*** Given records ***

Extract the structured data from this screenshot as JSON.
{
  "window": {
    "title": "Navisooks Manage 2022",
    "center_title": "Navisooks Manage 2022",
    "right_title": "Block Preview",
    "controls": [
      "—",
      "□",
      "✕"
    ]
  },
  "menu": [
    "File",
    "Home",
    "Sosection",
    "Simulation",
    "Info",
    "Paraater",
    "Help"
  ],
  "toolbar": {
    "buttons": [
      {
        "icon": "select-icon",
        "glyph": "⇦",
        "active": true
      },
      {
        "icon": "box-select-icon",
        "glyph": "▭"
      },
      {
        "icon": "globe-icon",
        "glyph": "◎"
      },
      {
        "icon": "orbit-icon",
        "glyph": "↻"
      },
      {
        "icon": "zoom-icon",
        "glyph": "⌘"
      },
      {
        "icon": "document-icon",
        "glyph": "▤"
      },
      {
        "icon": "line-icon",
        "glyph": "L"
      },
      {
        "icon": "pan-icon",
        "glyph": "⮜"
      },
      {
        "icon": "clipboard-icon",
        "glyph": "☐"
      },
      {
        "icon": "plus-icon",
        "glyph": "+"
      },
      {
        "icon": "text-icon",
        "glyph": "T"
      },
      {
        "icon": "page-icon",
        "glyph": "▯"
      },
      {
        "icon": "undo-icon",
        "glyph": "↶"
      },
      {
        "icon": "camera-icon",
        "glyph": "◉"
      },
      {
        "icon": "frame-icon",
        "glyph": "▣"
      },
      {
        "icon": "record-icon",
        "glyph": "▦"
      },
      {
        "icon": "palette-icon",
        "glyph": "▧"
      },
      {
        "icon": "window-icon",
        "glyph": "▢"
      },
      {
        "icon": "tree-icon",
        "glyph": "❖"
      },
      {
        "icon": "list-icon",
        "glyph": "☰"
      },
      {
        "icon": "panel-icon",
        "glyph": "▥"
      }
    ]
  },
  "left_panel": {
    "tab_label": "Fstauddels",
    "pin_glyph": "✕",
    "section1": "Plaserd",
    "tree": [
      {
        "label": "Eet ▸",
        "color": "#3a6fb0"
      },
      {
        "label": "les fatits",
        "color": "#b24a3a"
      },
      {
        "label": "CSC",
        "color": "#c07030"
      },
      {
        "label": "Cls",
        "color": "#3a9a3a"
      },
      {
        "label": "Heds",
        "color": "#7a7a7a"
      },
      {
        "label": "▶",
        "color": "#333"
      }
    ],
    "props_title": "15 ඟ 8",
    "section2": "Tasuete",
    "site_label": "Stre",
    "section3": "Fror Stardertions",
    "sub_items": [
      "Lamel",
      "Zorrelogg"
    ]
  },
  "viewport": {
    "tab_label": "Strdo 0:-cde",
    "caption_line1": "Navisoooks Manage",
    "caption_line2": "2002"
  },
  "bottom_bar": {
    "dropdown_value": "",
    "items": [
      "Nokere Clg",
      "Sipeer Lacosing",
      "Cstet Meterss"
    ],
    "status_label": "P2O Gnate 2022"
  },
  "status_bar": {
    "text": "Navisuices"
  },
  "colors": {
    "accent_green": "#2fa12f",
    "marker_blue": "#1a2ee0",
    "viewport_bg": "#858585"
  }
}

***

Determine how many lines in the listing above hold the word "select", answering with the number only.

* _Response to the task_: 2